** begin **
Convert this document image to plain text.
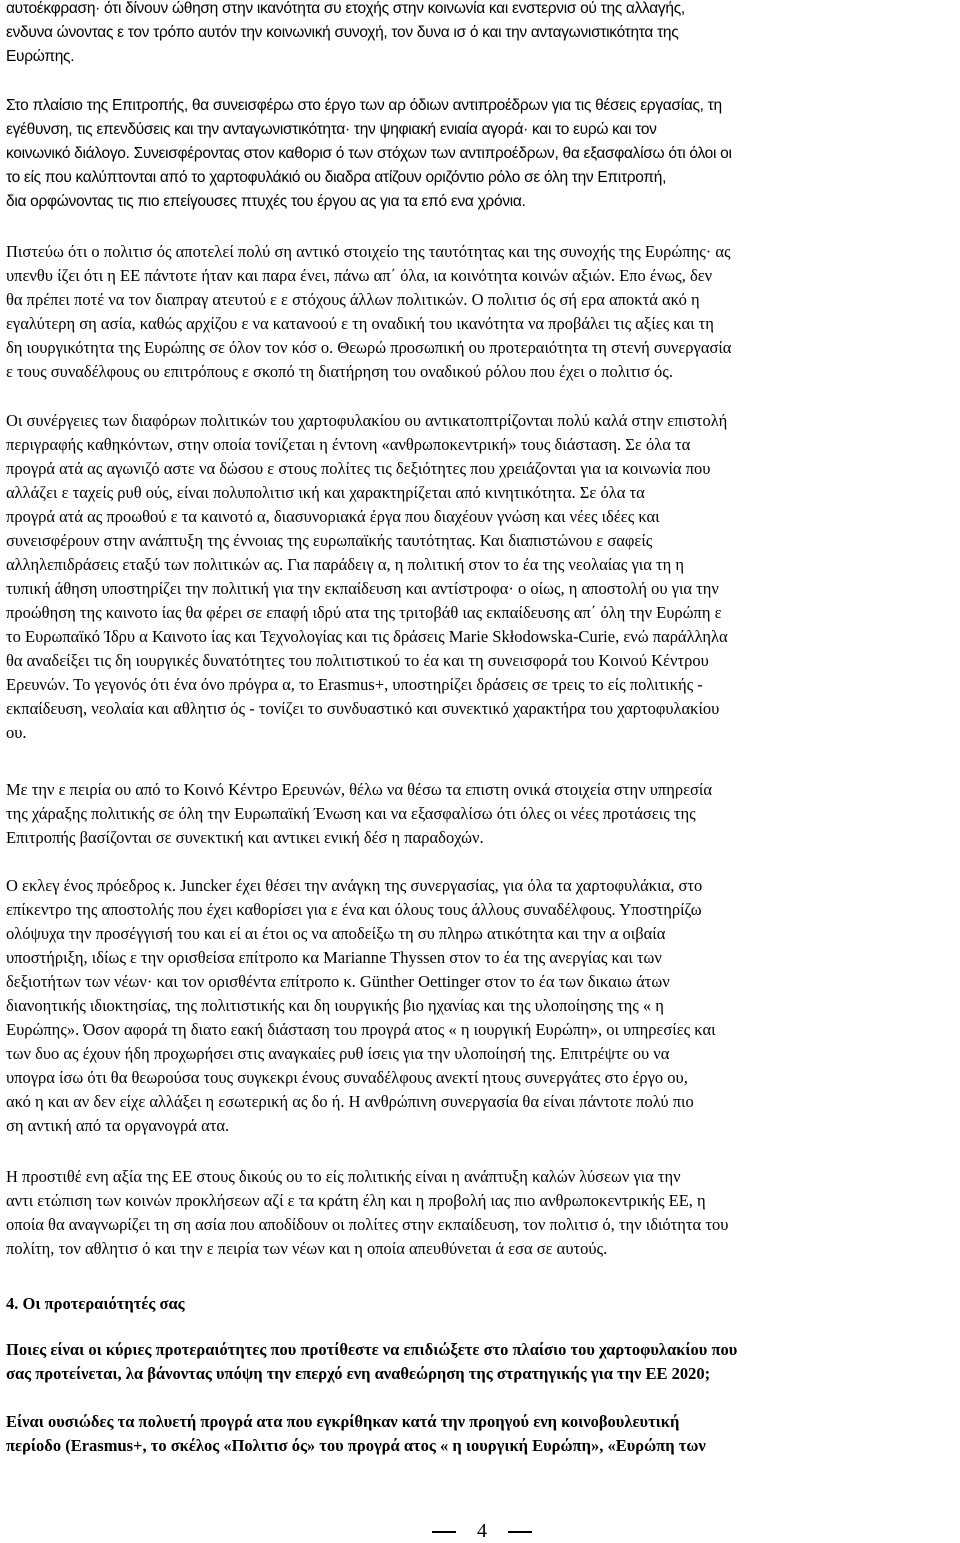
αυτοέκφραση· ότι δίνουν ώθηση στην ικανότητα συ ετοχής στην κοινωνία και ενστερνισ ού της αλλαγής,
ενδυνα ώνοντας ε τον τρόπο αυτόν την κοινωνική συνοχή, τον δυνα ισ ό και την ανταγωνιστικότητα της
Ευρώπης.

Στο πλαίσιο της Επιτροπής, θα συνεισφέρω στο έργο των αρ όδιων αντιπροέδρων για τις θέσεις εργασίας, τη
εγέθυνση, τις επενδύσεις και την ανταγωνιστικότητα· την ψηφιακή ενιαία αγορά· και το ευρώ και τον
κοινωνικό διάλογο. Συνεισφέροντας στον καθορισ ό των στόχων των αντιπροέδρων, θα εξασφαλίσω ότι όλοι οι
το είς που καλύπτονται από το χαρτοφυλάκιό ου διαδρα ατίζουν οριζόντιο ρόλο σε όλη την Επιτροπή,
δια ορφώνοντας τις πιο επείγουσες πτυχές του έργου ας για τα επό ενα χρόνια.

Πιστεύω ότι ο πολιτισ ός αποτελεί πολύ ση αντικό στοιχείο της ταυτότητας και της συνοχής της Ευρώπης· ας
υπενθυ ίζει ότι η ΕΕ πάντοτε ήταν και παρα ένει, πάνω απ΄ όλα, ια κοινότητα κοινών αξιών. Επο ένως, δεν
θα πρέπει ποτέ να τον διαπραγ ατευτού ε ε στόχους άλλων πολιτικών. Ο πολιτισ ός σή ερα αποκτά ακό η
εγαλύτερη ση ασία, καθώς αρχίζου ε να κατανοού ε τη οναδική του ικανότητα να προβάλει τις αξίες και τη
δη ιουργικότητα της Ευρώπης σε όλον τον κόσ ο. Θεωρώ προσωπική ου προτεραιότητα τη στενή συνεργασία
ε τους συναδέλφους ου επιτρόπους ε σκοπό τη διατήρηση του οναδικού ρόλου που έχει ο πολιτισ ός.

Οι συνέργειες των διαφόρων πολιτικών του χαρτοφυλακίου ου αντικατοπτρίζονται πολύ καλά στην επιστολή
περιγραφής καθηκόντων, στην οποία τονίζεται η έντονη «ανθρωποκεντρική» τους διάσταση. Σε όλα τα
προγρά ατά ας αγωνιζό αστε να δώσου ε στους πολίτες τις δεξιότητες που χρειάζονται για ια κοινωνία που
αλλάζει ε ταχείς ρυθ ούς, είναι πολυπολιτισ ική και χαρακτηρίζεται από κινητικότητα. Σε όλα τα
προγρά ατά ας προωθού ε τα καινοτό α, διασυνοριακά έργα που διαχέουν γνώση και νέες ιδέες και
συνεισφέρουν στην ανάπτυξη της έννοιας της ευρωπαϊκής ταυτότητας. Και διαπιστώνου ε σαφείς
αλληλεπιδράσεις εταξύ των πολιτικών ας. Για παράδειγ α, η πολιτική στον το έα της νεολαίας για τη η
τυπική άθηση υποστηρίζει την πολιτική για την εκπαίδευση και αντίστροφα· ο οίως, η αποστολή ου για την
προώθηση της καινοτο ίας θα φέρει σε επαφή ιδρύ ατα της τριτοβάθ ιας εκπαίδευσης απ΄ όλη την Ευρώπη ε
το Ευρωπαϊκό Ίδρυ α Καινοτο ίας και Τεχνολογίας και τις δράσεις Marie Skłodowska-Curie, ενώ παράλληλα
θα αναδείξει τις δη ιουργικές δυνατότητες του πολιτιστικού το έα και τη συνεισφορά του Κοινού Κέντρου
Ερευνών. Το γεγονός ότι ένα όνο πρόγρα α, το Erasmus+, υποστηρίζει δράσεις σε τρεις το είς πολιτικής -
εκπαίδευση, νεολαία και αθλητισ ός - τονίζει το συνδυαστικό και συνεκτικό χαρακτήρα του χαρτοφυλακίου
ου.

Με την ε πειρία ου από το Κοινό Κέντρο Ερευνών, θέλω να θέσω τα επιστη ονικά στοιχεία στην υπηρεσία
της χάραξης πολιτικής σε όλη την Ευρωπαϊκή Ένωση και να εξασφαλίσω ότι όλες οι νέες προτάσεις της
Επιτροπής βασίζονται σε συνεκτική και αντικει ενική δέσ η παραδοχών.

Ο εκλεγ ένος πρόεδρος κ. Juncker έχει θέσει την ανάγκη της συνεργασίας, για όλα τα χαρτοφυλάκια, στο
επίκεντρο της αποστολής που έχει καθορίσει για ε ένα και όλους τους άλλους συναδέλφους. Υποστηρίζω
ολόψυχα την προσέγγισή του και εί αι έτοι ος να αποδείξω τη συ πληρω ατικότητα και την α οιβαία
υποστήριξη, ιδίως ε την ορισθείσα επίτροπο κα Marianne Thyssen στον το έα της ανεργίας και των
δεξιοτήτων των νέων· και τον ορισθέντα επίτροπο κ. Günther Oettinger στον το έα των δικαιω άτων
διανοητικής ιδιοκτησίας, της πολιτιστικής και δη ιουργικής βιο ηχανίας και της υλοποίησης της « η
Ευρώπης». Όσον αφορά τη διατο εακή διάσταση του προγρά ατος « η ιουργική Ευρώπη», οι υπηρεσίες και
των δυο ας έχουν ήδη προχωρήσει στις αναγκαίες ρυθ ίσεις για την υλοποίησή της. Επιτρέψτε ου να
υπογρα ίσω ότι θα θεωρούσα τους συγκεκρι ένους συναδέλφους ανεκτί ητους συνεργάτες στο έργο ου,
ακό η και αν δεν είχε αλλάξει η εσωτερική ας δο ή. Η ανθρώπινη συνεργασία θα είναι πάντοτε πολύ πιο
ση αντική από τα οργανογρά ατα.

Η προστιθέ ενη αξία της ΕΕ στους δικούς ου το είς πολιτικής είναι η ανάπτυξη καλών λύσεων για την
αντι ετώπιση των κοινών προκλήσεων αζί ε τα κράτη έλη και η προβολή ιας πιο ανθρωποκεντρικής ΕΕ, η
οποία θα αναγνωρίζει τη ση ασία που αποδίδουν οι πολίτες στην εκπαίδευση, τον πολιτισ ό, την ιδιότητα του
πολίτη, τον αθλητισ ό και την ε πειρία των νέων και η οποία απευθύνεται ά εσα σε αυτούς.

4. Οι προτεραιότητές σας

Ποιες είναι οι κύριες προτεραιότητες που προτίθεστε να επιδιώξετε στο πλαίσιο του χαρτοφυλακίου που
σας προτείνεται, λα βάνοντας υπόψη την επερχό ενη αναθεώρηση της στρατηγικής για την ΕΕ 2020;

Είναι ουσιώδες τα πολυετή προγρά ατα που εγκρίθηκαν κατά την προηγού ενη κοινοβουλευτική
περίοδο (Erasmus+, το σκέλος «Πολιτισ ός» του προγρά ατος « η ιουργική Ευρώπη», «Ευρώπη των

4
** end **
• Short task: Reproduce each line holding the word "Erasmus".

• Solution below:
Ερευνών. Το γεγονός ότι ένα όνο πρόγρα α, το Erasmus+, υποστηρίζει δράσεις σε τρεις το είς πολιτικής -
περίοδο (Erasmus+, το σκέλος «Πολιτισ ός» του προγρά ατος « η ιουργική Ευρώπη», «Ευρώπη των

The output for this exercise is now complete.